AIM OF THE EXERCISE → Your reproduction of the entries should be exact and should contain no pictures.

EXTRACTED MATERIAL →
◇ ◇ ◇ ◇ ◇

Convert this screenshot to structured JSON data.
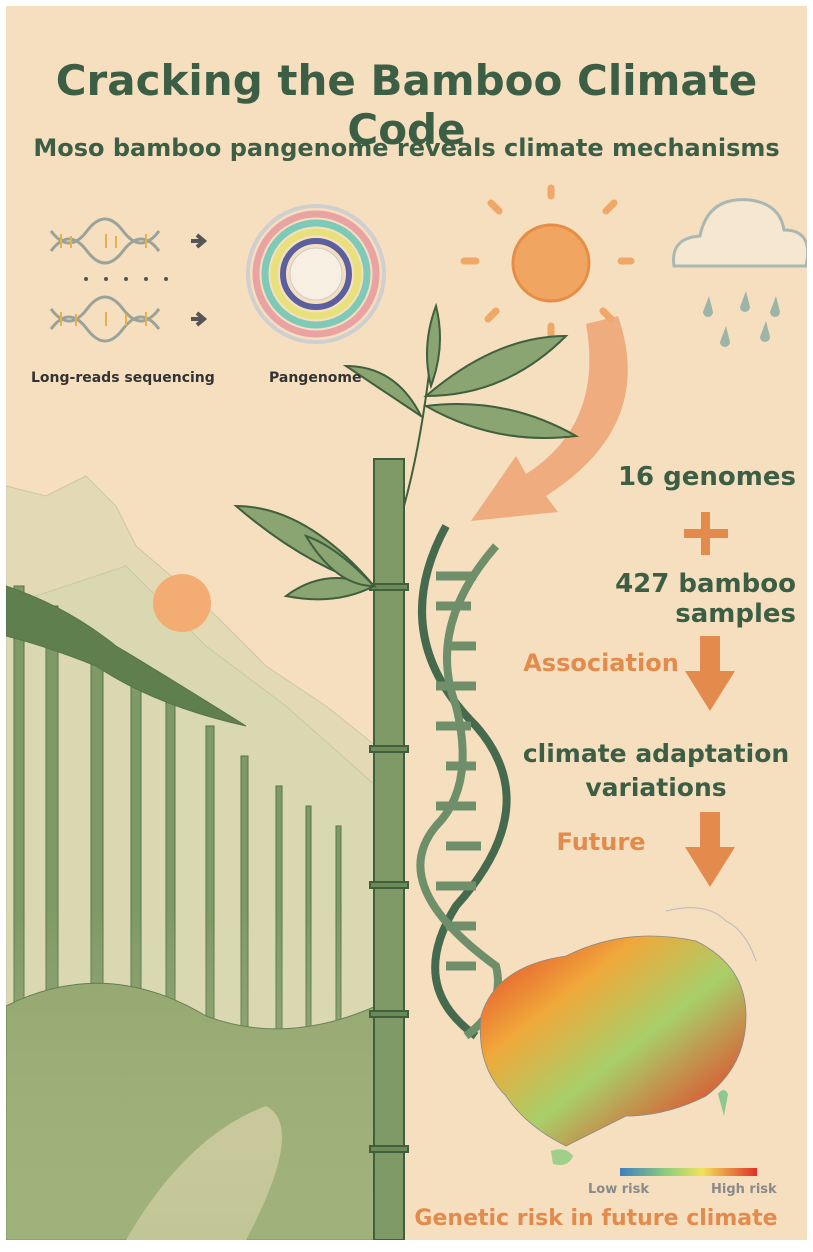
{
  "header": {
    "title": "Cracking the Bamboo Climate Code",
    "subtitle": "Moso bamboo pangenome reveals climate mechanisms"
  },
  "panels": {
    "sequencing_label": "Long-reads sequencing",
    "pangenome_label": "Pangenome"
  },
  "flow": {
    "genomes": "16 genomes",
    "samples": "427 bamboo samples",
    "association": "Association",
    "result": "climate adaptation variations",
    "future": "Future"
  },
  "map": {
    "low": "Low risk",
    "high": "High risk",
    "caption": "Genetic risk in future climate"
  }
}
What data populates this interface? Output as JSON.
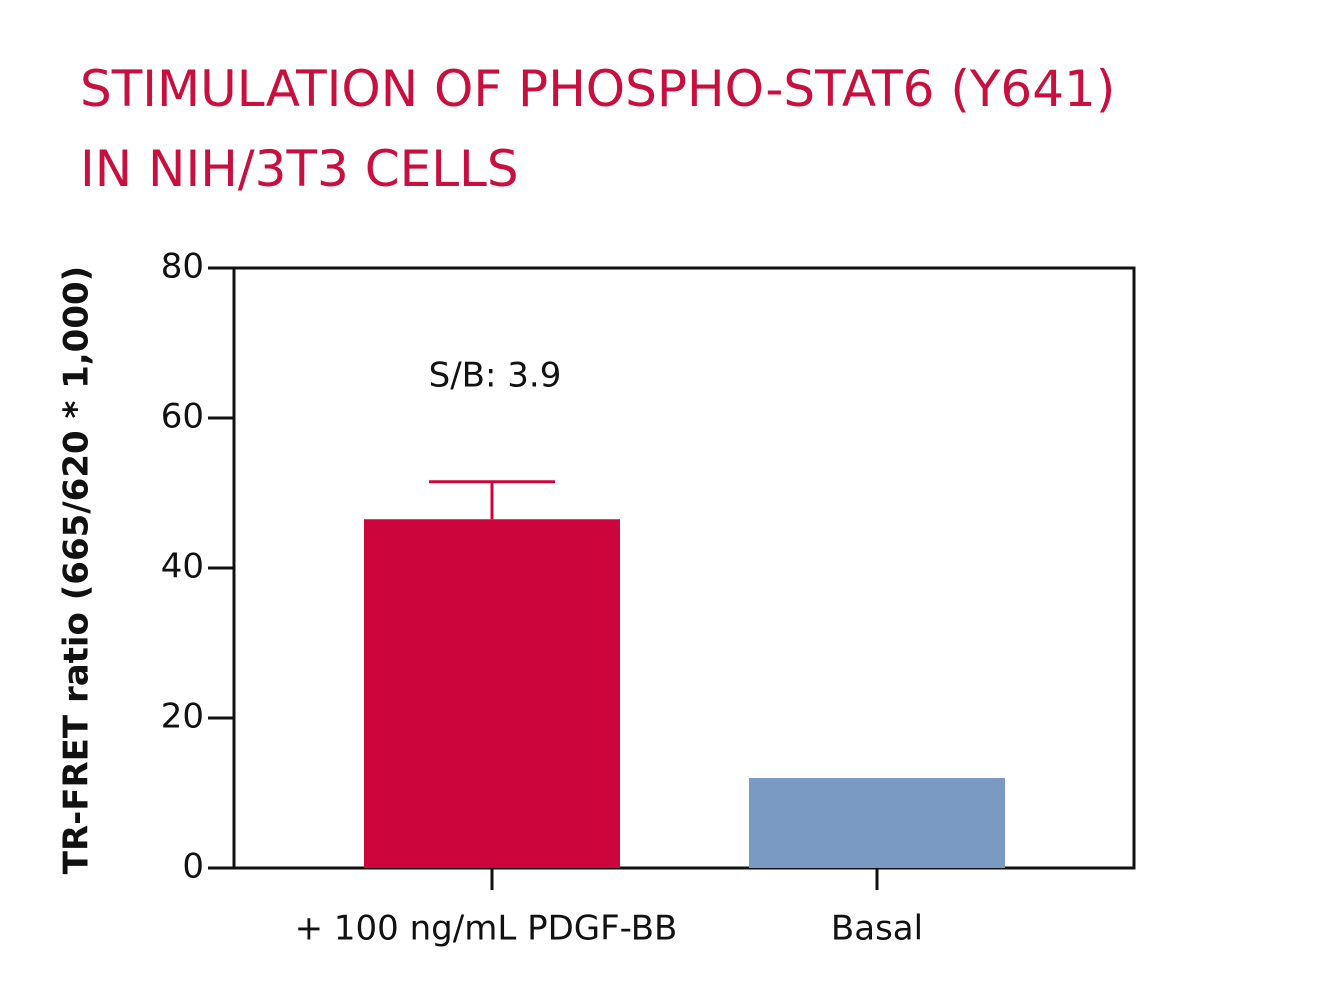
{
  "chart_data": {
    "type": "bar",
    "title": [
      "STIMULATION OF PHOSPHO-STAT6 (Y641)",
      "IN NIH/3T3 CELLS"
    ],
    "y_label": "TR-FRET ratio (665/620 * 1,000)",
    "categories": [
      "+ 100 ng/mL PDGF-BB",
      "Basal"
    ],
    "values": [
      46.5,
      12
    ],
    "errors": [
      5,
      null
    ],
    "colors": [
      "#cc063d",
      "#7a9ac4"
    ],
    "annotation": "S/B: 3.9",
    "ylim": [
      0,
      80
    ],
    "yticks": [
      0,
      20,
      40,
      60,
      80
    ]
  }
}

◇ ◇ ◇ ◇ ◇

THE COMPLETED TASK →
Convert this screenshot to structured JSON data.
{
  "header": {
    "title": "Cracking the Bamboo Climate Code",
    "subtitle": "Moso bamboo pangenome reveals climate mechanisms"
  },
  "panels": {
    "sequencing_label": "Long-reads sequencing",
    "pangenome_label": "Pangenome"
  },
  "flow": {
    "genomes": "16 genomes",
    "samples": "427 bamboo samples",
    "association": "Association",
    "result": "climate adaptation variations",
    "future": "Future"
  },
  "map": {
    "low": "Low risk",
    "high": "High risk",
    "caption": "Genetic risk in future climate"
  }
}
What data populates this interface? Output as JSON.
{
  "chart_data": {
    "type": "bar",
    "title": [
      "STIMULATION OF PHOSPHO-STAT6 (Y641)",
      "IN NIH/3T3 CELLS"
    ],
    "y_label": "TR-FRET ratio (665/620 * 1,000)",
    "categories": [
      "+ 100 ng/mL PDGF-BB",
      "Basal"
    ],
    "values": [
      46.5,
      12
    ],
    "errors": [
      5,
      null
    ],
    "colors": [
      "#cc063d",
      "#7a9ac4"
    ],
    "annotation": "S/B: 3.9",
    "ylim": [
      0,
      80
    ],
    "yticks": [
      0,
      20,
      40,
      60,
      80
    ]
  }
}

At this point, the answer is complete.